Stored items
#####

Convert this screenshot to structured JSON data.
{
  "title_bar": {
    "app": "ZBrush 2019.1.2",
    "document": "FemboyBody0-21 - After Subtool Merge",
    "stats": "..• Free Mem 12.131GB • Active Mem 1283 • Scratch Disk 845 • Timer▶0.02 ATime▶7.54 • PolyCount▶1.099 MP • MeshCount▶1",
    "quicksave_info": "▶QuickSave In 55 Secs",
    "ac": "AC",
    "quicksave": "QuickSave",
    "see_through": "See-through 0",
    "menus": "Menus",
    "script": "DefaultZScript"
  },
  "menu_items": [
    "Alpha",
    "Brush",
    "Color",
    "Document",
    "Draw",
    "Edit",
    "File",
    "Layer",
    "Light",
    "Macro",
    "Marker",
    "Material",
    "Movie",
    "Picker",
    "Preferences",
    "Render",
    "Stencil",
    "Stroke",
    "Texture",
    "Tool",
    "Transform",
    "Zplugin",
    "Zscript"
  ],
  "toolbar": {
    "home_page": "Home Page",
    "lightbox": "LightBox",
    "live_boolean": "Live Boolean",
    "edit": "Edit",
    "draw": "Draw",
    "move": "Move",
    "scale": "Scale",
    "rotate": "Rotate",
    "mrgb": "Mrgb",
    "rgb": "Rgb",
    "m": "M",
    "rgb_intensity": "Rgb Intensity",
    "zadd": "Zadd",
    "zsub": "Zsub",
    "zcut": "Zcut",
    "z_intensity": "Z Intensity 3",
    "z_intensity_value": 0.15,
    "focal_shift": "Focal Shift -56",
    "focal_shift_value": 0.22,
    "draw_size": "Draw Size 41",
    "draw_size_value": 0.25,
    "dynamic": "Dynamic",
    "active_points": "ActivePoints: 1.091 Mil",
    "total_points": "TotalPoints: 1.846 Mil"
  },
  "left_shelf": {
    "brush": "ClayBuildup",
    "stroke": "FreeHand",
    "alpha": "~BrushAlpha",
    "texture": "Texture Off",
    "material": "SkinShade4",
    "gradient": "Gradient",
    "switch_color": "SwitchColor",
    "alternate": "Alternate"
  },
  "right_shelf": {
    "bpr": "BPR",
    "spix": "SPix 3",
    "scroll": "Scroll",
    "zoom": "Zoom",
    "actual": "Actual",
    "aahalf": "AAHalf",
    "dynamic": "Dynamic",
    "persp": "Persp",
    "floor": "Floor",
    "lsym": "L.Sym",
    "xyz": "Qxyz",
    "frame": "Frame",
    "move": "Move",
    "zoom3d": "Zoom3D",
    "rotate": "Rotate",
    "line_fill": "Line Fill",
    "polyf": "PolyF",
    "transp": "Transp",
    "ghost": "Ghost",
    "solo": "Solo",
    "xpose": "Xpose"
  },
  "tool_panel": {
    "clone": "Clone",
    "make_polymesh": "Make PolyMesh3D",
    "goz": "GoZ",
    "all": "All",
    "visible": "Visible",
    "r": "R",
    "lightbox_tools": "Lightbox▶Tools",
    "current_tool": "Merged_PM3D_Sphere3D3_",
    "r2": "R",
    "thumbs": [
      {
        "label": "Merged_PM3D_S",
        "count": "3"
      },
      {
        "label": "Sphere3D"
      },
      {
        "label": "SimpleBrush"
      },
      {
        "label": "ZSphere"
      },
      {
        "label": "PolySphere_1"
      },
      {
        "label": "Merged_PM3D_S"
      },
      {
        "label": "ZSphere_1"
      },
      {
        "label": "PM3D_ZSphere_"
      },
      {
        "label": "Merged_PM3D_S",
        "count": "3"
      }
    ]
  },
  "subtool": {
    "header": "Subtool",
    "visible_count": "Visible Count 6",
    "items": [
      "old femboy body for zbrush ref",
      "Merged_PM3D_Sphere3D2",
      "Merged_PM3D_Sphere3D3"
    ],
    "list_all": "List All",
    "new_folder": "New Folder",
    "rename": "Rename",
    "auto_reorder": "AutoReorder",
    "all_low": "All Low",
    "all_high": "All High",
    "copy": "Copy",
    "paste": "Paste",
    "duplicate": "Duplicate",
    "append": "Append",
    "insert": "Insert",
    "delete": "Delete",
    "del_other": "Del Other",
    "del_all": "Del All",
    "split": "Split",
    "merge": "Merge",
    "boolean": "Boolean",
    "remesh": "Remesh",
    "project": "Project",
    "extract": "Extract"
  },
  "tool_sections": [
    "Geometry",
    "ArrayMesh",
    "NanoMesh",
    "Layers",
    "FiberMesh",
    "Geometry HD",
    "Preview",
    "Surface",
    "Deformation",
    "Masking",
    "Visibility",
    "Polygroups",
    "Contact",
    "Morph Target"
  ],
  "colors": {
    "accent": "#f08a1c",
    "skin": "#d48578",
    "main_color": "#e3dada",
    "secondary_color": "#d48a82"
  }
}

#####

Take each line of the material that contains the word "Boolean" and list it.

    "live_boolean": "Live Boolean",
    "boolean": "Boolean",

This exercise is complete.